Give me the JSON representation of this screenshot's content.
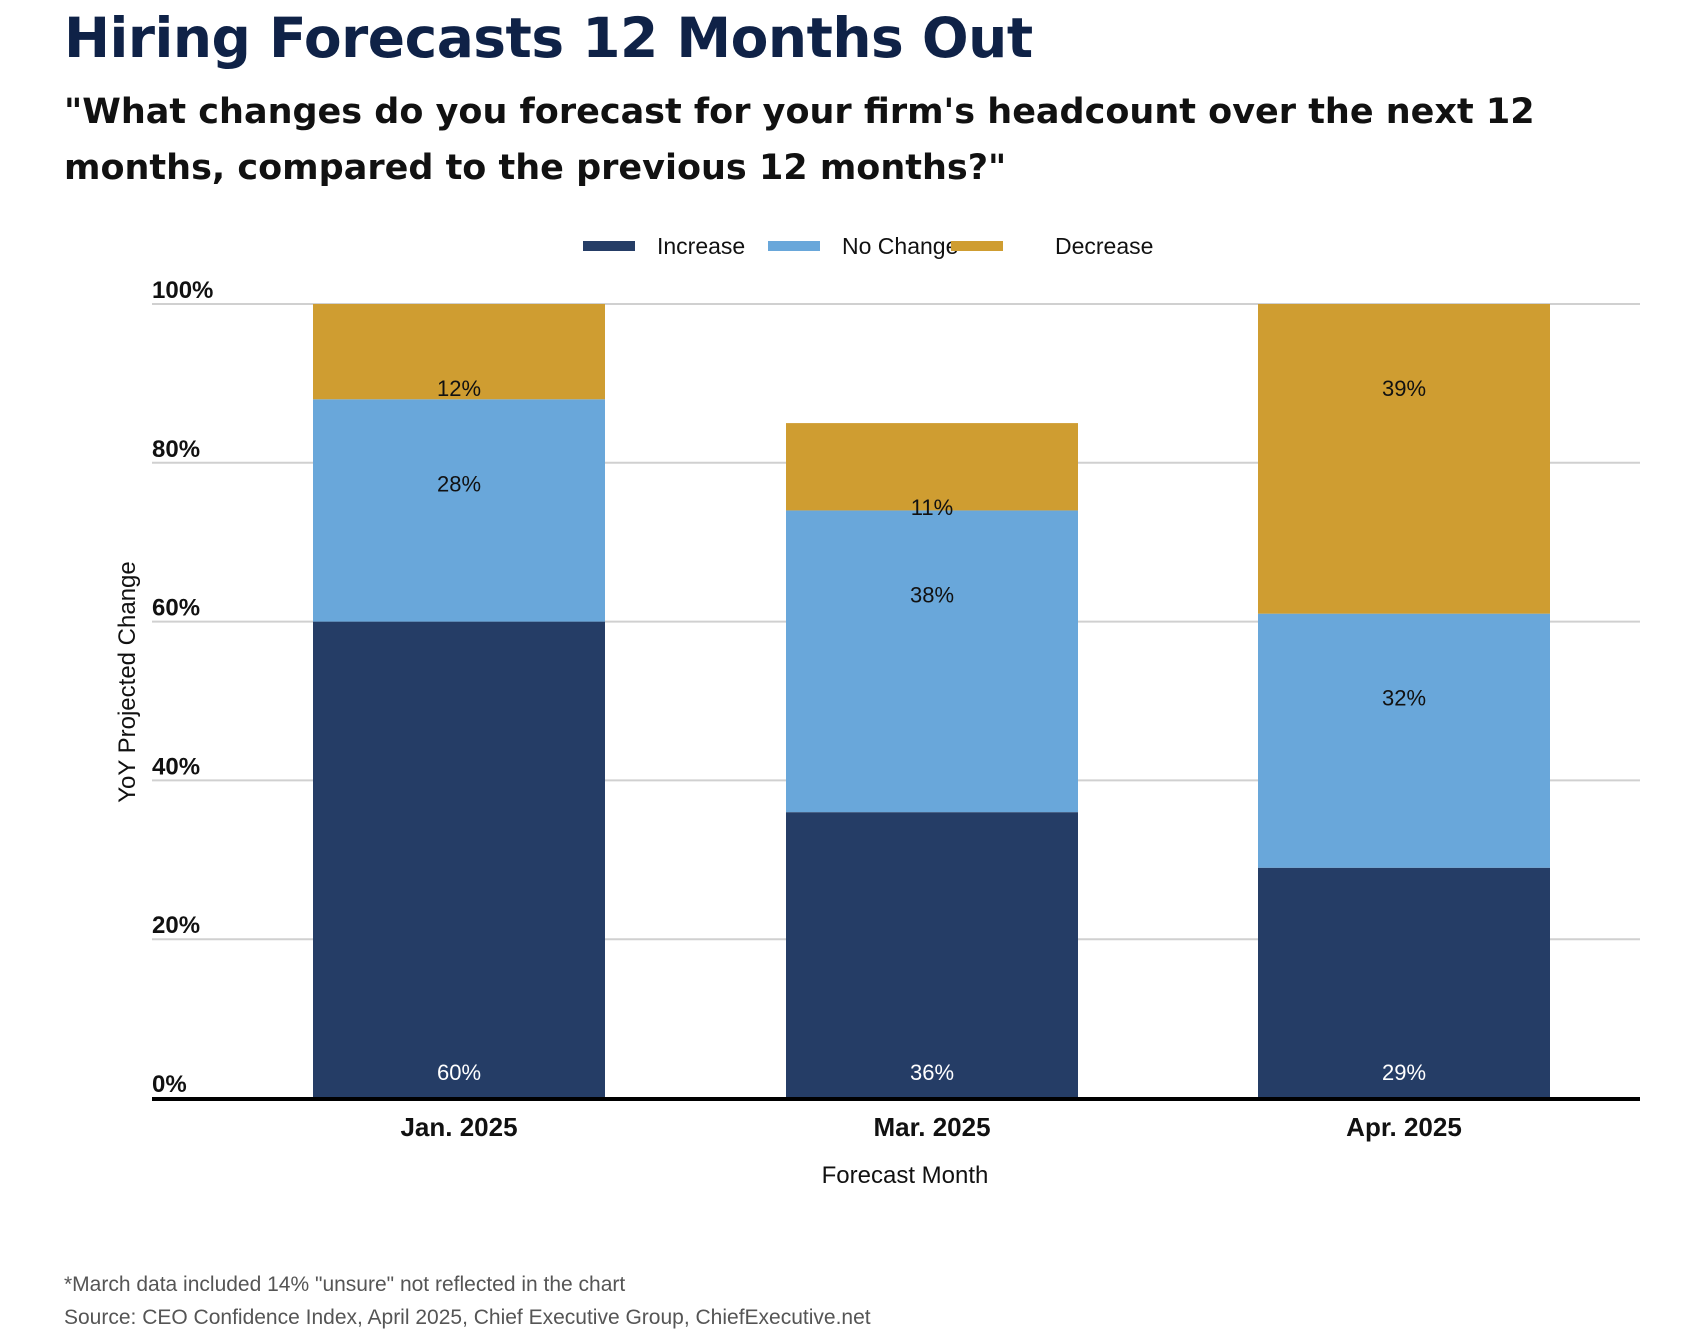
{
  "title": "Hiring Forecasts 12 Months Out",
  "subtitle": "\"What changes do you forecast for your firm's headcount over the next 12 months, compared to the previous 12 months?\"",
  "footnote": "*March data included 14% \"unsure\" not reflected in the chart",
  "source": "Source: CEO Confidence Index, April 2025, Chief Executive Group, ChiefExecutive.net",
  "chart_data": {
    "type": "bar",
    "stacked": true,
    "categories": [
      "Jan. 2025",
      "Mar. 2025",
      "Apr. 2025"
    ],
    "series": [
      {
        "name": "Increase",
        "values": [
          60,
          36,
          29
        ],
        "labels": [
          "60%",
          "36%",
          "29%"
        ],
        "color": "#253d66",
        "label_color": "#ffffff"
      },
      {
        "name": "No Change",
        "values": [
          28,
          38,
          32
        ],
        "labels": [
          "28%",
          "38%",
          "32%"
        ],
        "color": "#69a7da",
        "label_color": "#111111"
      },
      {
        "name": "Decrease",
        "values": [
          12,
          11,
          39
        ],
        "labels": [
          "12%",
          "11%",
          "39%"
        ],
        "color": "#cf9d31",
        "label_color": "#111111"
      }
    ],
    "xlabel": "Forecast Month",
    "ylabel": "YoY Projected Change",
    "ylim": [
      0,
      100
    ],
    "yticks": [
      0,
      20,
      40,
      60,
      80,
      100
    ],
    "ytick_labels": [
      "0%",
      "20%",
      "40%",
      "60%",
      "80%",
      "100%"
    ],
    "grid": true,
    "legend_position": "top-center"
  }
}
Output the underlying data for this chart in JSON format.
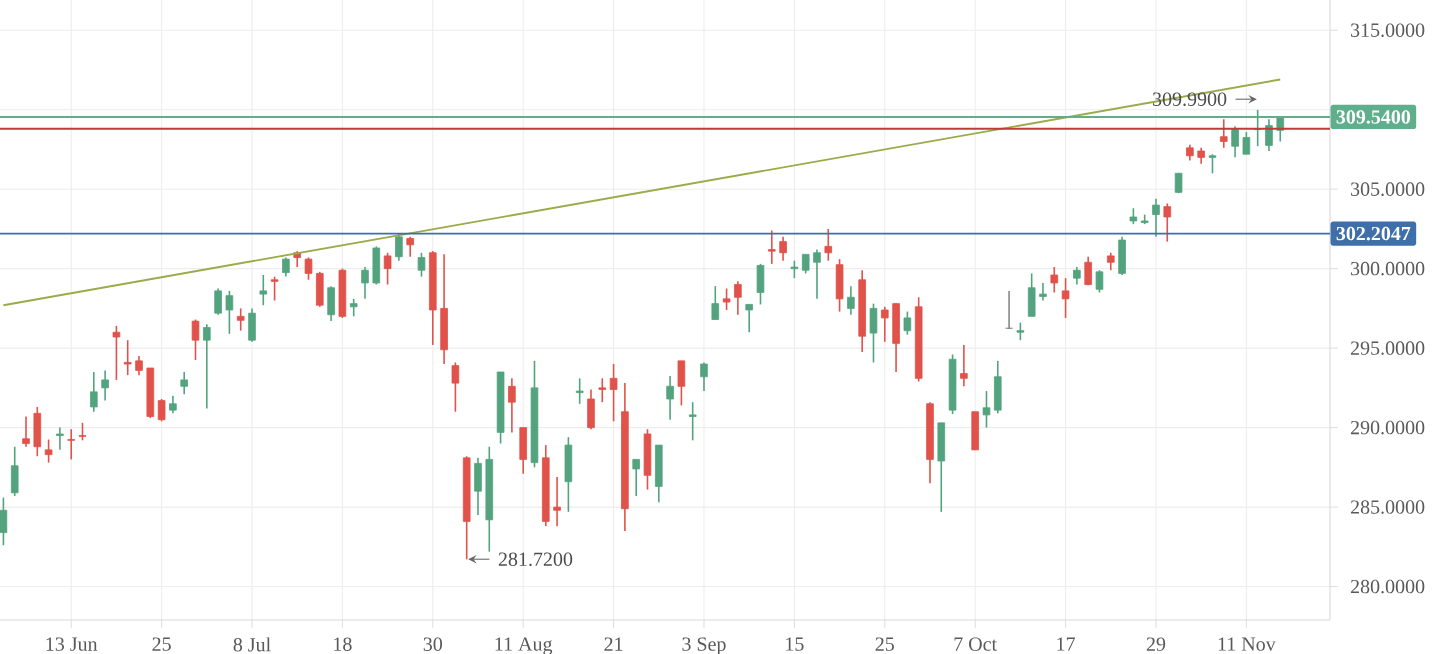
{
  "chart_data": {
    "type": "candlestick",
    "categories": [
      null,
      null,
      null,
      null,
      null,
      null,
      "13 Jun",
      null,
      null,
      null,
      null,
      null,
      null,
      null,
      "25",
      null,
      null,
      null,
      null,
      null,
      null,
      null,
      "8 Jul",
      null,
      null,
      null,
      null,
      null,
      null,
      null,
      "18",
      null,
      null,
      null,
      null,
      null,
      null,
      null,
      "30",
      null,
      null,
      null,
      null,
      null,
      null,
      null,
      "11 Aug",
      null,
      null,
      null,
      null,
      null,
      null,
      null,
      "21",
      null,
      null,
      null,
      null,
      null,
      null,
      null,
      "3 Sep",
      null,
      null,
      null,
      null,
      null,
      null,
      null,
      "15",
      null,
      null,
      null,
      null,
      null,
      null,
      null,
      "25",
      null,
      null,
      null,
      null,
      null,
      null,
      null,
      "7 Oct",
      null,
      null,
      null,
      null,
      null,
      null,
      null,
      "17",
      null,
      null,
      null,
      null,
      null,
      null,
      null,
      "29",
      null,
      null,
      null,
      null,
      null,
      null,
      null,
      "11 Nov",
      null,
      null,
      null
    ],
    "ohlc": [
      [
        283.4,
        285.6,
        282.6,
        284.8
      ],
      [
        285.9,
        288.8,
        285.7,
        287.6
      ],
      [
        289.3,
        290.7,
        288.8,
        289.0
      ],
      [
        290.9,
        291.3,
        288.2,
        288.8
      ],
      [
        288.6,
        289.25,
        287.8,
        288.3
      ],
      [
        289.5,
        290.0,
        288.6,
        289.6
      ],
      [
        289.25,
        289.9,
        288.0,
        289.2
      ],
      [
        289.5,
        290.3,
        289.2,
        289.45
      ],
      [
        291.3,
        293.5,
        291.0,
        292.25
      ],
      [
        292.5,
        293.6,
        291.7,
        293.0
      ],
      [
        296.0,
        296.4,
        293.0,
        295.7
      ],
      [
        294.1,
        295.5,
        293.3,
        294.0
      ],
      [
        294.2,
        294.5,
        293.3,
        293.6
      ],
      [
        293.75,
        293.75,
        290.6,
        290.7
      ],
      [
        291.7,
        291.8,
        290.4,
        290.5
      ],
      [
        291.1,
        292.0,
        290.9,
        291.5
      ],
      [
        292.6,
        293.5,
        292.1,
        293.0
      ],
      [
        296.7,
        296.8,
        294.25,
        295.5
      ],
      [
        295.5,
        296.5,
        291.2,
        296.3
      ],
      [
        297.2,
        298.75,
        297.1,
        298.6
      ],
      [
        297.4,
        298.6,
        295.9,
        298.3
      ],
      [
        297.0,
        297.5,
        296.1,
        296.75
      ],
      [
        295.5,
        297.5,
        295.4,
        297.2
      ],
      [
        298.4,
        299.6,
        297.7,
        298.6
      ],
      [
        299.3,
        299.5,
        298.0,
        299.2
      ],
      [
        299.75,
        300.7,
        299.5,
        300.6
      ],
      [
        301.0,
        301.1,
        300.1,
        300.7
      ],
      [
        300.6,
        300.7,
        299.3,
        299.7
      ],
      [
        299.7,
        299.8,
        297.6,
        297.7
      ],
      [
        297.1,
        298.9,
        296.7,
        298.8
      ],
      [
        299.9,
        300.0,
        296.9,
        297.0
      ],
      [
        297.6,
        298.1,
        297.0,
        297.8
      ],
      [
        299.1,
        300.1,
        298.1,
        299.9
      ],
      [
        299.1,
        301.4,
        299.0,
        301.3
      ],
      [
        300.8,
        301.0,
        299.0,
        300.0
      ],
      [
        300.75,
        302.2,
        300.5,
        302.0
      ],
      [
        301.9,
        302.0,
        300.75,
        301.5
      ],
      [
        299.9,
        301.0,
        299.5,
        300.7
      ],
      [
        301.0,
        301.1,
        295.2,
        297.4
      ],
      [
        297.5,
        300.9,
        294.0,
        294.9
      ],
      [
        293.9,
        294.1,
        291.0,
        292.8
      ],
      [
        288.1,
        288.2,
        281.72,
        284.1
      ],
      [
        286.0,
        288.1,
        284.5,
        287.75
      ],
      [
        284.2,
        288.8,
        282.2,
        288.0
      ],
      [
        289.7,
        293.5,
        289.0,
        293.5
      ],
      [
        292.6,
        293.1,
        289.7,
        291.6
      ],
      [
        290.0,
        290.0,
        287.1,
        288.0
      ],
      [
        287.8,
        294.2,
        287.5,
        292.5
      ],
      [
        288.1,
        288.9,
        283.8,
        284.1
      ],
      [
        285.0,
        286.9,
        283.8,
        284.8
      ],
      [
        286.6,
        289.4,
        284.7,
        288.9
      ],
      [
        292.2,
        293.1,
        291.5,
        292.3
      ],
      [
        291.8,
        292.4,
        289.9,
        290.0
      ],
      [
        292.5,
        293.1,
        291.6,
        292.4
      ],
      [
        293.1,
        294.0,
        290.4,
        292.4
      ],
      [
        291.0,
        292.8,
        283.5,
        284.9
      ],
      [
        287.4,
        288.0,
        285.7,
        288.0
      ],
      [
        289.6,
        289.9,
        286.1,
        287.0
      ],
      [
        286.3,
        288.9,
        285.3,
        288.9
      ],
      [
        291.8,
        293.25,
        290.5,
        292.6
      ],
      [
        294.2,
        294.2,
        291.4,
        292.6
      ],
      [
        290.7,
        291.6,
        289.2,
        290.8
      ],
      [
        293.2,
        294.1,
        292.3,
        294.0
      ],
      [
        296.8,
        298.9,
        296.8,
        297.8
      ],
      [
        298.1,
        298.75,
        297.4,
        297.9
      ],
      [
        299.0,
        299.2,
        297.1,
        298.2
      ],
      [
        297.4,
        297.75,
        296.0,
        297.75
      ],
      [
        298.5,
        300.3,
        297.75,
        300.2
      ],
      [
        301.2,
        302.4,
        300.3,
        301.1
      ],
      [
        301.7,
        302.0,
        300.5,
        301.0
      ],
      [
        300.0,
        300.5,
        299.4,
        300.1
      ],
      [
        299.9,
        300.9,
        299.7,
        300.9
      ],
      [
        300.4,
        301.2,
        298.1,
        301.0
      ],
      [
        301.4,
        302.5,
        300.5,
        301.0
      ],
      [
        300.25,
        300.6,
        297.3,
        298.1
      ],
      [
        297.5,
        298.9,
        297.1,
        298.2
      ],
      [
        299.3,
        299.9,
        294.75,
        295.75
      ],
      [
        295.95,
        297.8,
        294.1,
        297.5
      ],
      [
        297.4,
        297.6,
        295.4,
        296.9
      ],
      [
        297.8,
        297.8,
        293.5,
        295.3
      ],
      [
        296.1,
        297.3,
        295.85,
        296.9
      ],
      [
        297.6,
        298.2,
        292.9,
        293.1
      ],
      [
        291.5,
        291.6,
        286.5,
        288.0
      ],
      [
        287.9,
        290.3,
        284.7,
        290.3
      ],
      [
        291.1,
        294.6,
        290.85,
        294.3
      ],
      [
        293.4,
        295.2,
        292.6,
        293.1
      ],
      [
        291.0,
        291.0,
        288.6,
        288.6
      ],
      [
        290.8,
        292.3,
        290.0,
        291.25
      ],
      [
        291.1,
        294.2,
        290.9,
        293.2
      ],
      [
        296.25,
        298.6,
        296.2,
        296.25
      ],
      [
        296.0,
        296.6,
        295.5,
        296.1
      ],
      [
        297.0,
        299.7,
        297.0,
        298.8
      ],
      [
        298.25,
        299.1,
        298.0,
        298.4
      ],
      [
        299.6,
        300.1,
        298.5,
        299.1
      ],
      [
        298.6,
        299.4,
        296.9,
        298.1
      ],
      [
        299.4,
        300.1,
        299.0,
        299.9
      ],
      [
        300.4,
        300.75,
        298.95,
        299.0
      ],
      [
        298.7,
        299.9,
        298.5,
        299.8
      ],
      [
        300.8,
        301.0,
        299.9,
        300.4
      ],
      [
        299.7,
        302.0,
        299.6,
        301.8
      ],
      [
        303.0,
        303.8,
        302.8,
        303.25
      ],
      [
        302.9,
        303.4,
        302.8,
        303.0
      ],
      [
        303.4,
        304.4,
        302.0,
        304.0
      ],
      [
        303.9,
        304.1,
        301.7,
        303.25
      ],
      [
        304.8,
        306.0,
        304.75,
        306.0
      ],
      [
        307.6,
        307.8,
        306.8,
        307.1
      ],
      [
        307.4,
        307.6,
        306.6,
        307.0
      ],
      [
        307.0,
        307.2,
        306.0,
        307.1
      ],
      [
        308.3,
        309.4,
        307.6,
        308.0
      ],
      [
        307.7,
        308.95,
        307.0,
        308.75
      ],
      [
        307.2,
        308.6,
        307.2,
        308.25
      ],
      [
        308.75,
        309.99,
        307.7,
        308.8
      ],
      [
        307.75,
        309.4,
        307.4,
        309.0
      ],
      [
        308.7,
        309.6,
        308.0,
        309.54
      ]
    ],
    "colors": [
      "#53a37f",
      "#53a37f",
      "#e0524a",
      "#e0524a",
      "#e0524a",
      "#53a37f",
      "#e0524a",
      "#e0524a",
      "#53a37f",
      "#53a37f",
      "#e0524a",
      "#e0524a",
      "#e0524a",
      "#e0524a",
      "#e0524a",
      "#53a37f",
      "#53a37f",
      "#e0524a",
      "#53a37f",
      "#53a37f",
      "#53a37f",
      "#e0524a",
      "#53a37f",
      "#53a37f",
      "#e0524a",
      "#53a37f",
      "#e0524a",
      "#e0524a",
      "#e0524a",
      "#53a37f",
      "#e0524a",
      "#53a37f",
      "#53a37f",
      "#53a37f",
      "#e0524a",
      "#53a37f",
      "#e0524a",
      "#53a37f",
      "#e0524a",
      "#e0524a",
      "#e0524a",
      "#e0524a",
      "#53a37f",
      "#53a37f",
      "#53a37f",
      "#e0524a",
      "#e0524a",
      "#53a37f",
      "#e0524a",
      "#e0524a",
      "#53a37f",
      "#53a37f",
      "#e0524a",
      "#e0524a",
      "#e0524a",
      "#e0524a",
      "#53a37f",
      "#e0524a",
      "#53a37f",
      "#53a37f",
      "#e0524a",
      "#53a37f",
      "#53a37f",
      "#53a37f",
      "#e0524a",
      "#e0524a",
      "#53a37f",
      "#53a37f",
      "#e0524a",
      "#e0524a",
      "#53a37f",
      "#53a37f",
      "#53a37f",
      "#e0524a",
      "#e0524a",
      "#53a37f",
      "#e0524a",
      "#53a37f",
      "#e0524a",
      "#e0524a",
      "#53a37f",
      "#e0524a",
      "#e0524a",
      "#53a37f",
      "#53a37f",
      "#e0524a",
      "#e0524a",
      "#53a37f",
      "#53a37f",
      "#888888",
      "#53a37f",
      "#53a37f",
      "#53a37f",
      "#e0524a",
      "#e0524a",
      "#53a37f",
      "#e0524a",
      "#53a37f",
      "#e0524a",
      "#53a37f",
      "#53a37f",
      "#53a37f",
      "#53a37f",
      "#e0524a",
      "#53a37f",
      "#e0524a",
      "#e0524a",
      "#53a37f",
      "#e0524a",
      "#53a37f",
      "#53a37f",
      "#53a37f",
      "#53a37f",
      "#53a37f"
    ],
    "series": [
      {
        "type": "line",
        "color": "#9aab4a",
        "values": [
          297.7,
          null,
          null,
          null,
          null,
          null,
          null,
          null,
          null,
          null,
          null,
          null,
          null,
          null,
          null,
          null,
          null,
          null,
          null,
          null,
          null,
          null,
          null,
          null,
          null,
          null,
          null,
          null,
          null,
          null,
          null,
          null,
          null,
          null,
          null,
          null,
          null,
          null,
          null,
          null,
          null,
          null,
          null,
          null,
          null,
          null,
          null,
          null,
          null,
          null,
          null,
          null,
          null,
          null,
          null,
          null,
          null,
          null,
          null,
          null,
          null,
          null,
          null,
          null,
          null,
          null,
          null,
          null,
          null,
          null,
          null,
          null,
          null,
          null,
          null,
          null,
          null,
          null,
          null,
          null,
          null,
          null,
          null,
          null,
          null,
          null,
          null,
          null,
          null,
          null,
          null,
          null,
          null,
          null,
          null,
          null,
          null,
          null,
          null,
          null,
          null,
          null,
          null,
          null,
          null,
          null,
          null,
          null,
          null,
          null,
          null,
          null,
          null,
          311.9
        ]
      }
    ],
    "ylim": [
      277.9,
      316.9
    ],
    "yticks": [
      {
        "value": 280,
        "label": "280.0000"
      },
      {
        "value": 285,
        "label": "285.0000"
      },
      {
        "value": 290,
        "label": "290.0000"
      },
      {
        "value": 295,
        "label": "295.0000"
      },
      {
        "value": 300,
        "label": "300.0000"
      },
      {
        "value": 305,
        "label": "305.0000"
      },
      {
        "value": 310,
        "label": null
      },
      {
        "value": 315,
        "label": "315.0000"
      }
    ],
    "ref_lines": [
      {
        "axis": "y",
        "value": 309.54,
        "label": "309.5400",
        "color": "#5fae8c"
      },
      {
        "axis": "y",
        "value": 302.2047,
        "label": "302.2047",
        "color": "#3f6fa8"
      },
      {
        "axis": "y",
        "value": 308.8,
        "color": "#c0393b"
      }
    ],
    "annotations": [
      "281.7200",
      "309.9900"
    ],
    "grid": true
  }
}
• • • • •
Exercise objective =>
From the listing above, return each line with the word "name".

Output of the exercise =>
        "name": "Increase",
        "name": "No Change",
        "name": "Decrease",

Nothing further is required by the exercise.